> **Extract to read**

------------

The overarching idea is to use new media to more
effectively disseminate information about place,
to enhance cross-institutional access to
documentary materials of this sort, to better
connect people with the history of their
environment, and to thus enrich their lives here.
The Society of
Architectural Historians Image Exchange
At the annual meeting in
St. Louis in April 1996, an idea of image sharing
on the Web (or possibly on CD) was proposed and
discussed. The idea would be for members to
contribute their own slides of buildings, things
they could volunteer for shared educational use.
These would then be scanned at a consistent
standard, and made available freely to members
and students over the Web for non-profit
educational use, for use on monitors and through
projection in the classroom. Plans and additional
graphics might be sought among older volumes
clearly in the public domain.
We have begun as an initial
foray a pilot project on American architecture, a
survey widely taught, for which many SAHers will
have readily available images, and one for which
the copyright rules may tend to be slightly more
clear (if only slightly).
Elaine
Koss, Deputy Director, College Art
Association
CAA.Reviews, published by the
College Art Association, is an online publication
devoted to the peer review of new books relevant
to the fields of art history.
Bernard
Reilly, Director of Research and Access,
Chicago Historical Society
Haymarket Affair Web Project (for
the live component)
Web
exhibition and on-line archive. See below for
background. The second component, the on-line
archive, has not yet been released on the Web,
however, but will be within the next thirty days.
The Chicago
Historical Society's Haymarket Affair Digital
Project
In 1998 the Chicago
Historical Society was awarded a Library of
Congress / Ameritech National Digital Library
competition grant to create an on-line archive of
all CHS primary source materials on the Haymarket
Affair. What is known as the Haymarket Affair
consisted of a series of events centering upon a
violent confrontation between labor activists and
the Chicago police in May 1886, and the
subsequent trial and execution of several
prominent anarchists. The Affair was a pivotal
moment in the history of the American labor
movement, and the Chicago Historical Society
holds many of the critical contemporary documents
of the events and a number of related museum
artifacts.
The Haymarket Digital
Project, when completed, will consist of two
on-line components:
- The Haymarket
Affair Digital Collection, an
electronic archive of the
contemporary Haymarket-related documents
and artifacts themselves in digital form,
with an HTML framework to facilitate
navigation and use of the digital
materials.

------------

> **Supplied data**
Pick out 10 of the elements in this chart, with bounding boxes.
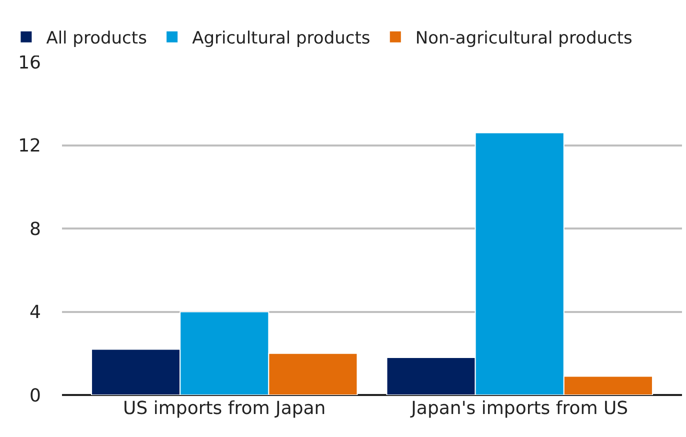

------------

> **Short exercise A**
List every aim named in the first sentence of the excerpt on online image and archive projects, the one beginning "The overarching idea is to use new media".
> **Short exercise B**
According to the excerpt on online image and archive projects, in what year did the Chicago Historical Society receive its grant for the Haymarket Affair archive?

> **Right answer A**
- To disseminate information about place more effectively through new media
- To enhance cross-institutional access to documentary materials of this sort
- To better connect people with the history of their environment
- To thus enrich their lives here

> **Right answer B**
1998